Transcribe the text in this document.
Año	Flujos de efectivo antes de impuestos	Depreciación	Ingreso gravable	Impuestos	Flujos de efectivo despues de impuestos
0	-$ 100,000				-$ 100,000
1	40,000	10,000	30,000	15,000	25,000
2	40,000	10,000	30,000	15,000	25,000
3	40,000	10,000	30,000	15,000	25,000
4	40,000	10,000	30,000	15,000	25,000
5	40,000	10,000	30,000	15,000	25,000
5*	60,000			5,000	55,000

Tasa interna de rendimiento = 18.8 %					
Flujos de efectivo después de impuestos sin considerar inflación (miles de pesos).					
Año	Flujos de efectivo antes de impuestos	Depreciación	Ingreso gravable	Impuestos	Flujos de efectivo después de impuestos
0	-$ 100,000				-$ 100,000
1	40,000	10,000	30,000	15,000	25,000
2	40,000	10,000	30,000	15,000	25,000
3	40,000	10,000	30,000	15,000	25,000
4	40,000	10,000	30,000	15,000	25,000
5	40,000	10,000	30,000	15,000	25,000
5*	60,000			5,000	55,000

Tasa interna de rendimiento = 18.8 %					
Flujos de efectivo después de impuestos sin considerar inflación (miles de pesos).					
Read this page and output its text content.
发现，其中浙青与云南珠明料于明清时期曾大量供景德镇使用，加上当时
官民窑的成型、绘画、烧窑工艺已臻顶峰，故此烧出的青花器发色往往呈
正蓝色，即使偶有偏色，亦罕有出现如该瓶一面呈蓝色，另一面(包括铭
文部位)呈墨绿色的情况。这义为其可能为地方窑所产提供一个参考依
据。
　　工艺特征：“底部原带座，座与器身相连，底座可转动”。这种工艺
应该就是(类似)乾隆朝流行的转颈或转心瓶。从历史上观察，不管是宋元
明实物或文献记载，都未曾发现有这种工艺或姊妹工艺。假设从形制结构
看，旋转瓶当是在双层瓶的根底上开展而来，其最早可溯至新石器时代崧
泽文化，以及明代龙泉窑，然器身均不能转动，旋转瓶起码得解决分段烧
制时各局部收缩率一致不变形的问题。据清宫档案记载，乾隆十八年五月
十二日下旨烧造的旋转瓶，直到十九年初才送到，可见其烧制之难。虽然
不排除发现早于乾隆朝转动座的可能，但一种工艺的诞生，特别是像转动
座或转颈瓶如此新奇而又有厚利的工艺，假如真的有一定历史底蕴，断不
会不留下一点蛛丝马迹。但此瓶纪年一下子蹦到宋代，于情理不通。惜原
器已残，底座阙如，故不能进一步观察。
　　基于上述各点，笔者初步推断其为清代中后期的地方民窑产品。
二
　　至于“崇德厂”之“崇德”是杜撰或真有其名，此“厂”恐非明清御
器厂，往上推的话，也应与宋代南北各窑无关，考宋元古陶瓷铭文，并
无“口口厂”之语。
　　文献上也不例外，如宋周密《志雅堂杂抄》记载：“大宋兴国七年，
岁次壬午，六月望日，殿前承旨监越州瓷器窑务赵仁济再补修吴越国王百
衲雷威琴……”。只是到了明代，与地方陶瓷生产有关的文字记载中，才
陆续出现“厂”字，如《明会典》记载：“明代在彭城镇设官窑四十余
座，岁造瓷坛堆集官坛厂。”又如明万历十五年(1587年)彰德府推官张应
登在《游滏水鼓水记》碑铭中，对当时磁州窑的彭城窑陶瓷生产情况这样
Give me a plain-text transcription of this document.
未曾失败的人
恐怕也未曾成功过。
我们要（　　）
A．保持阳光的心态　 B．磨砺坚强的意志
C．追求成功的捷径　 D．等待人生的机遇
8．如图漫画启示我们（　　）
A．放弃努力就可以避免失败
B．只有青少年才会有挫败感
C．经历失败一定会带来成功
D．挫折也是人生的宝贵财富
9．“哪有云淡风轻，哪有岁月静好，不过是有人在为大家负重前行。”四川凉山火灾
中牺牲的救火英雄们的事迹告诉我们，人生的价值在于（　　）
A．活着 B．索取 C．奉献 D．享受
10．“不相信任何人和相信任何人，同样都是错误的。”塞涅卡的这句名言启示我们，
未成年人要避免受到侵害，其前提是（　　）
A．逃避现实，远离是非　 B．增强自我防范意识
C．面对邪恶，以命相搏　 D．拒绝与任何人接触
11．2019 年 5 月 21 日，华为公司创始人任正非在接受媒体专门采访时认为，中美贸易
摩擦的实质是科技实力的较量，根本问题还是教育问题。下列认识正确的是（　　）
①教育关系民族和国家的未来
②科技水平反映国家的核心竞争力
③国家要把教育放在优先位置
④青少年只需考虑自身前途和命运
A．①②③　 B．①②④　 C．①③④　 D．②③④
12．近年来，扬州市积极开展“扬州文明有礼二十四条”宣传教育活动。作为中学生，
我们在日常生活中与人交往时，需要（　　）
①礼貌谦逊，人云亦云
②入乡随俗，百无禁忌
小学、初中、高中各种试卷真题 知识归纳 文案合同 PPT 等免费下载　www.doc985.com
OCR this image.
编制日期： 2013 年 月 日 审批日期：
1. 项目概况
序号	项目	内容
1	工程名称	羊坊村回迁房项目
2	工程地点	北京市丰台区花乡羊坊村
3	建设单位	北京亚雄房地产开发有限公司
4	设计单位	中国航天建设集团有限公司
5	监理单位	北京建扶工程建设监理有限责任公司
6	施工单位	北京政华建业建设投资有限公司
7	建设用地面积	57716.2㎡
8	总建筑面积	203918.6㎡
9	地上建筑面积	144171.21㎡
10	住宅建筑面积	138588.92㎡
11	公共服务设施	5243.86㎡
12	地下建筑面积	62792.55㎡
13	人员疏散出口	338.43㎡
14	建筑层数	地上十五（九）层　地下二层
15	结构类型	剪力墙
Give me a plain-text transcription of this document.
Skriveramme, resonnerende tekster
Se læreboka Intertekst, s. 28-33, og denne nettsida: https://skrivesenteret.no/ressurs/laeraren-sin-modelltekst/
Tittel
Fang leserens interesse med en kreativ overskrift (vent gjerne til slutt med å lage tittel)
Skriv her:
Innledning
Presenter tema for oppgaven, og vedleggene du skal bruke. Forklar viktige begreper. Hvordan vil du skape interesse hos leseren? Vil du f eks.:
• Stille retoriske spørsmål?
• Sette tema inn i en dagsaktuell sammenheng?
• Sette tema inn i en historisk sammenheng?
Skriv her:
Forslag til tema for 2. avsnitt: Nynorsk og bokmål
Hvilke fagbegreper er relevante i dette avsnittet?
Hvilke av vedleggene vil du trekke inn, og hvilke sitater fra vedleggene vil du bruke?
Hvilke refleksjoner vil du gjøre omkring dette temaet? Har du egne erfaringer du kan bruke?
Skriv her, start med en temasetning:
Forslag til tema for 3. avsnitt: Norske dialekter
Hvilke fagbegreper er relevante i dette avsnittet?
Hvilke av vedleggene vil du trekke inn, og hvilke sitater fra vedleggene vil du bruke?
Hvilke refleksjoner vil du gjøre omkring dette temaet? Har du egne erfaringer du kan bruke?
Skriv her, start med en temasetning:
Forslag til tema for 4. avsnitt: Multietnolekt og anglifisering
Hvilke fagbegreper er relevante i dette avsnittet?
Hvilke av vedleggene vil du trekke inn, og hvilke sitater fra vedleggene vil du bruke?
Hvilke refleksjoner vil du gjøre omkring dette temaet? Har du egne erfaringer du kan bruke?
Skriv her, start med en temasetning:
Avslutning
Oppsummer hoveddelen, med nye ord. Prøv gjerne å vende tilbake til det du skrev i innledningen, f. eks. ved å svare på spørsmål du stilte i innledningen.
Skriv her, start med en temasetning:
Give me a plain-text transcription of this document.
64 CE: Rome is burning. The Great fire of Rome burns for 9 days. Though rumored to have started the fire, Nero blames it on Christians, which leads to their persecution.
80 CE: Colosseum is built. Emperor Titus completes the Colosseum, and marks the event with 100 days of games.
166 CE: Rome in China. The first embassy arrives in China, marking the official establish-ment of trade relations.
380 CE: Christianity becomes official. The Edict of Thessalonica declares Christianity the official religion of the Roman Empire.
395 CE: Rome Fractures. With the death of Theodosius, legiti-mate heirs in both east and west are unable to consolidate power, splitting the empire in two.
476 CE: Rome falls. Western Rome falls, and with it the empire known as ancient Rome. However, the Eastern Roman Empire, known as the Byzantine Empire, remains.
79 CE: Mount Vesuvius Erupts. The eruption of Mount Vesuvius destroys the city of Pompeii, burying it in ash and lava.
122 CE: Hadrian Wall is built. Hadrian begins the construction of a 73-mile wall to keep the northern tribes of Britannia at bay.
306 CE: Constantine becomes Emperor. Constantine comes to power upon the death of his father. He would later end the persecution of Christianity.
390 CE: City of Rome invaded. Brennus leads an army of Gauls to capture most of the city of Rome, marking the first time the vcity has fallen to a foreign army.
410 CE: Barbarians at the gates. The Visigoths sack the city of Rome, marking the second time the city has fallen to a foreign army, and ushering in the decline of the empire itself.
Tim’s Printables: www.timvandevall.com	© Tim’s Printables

- Work instructions
Determine the number of lines in these entries that contain the word "persecution", and write only that number.

- Solution for this task
2